原文
########################################

教育・研究を顧みて

矢部勝彦

生物資源管理学科

生物資源循環大講座

[教員としての考え方]

 大学の役割は一体どこにあるのか。常日頃考えていることであるが、多くの教員とのズレを感じている。個人的な考え方であるが、学生に対する教育は日ごろの研究に基づいた研究姿勢や研究成果を通じての教育であろう。また、大学人としての役割としては地域に貢献することは当然であるが、ある問題に対してその解決方法を考えて対処できる能力を身につけた優れた学生を社会に送り出す貢献もあろう。さらに、広く視野を広げて社会、日本あるいは世界に向けた貢献もあると考えている。したがって、研究をしないで教育だけを重視したり、研究だけを重視したりする偏った行動には賛成できない。また、教育の現場で学生に迎合した講義や研究指導には疑問を感じている。

########################################

[データ一覧]
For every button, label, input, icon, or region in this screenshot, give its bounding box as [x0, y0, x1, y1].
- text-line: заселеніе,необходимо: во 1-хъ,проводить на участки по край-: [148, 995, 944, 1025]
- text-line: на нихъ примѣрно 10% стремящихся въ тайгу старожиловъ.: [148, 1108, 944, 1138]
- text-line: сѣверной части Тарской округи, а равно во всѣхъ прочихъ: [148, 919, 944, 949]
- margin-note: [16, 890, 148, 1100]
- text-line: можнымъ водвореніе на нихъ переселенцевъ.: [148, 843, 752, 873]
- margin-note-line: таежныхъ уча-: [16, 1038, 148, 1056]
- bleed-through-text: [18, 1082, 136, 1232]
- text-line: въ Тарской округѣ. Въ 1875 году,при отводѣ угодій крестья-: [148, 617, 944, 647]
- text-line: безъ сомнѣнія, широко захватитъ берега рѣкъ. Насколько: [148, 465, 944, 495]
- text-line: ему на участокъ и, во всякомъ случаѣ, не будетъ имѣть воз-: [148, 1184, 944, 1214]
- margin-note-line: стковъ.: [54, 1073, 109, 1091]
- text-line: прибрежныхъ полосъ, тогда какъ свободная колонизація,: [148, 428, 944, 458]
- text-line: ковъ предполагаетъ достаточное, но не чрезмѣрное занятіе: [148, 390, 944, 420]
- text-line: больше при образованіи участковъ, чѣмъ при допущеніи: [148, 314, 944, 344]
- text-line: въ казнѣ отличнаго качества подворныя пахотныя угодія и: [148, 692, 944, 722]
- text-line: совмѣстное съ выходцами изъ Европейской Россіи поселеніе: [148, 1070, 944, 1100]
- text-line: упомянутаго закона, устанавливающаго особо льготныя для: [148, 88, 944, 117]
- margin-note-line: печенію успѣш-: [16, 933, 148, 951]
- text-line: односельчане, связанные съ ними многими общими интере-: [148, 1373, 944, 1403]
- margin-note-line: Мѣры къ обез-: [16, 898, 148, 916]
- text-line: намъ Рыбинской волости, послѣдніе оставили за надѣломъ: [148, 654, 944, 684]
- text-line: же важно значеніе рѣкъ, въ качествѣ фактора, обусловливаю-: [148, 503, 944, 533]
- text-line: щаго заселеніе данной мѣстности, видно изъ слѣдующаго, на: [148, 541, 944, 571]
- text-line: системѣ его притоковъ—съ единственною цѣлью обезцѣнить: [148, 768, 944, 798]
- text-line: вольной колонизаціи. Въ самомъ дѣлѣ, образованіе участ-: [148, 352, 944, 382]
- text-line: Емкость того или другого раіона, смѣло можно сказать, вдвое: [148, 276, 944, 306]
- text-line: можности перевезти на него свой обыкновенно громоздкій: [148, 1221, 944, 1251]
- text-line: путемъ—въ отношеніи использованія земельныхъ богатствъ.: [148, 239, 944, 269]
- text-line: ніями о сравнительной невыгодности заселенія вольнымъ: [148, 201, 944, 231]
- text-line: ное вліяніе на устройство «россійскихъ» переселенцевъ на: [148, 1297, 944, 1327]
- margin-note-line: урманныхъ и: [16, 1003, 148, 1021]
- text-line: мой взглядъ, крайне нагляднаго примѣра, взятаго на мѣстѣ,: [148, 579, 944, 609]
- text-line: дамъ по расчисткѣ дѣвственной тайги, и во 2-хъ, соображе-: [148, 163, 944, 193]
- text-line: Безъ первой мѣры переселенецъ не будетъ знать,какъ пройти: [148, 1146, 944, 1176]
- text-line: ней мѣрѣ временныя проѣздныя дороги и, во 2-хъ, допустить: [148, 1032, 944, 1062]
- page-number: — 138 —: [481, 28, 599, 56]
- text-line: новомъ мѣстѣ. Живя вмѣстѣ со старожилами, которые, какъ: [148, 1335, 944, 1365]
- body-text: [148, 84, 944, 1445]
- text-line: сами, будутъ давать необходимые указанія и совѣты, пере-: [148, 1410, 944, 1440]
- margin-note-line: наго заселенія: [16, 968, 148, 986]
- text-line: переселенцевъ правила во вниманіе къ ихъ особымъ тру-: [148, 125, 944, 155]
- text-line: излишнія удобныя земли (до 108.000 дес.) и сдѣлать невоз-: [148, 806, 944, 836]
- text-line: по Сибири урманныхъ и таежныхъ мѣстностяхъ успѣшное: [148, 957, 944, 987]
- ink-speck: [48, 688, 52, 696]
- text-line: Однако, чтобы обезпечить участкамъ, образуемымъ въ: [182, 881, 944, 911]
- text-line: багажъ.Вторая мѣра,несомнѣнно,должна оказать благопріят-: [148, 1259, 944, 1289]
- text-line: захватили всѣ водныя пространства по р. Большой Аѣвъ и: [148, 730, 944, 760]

########################################

課題 A
原文で、大学人としての役割として挙げられている貢献をすべて書き出しなさい。
課題 B
原文の要点を二文でまとめなさい。

解答 A
・地域に貢献すること
・ある問題に対してその解決方法を考えて対処できる能力を身につけた優れた学生を社会に送り出す貢献
・広く視野を広げて社会、日本あるいは世界に向けた貢献

解答 B
筆者は、学生への教育は日ごろの研究に基づいた研究姿勢や研究成果を通じて行うものだと考えている。大学人の役割として、地域への貢献、問題解決能力を持つ学生を社会に送り出す貢献、社会・日本・世界に向けた貢献を挙げ、教育か研究の一方だけを重視する偏った行動には賛成せず、学生に迎合した講義や研究指導にも疑問を示している。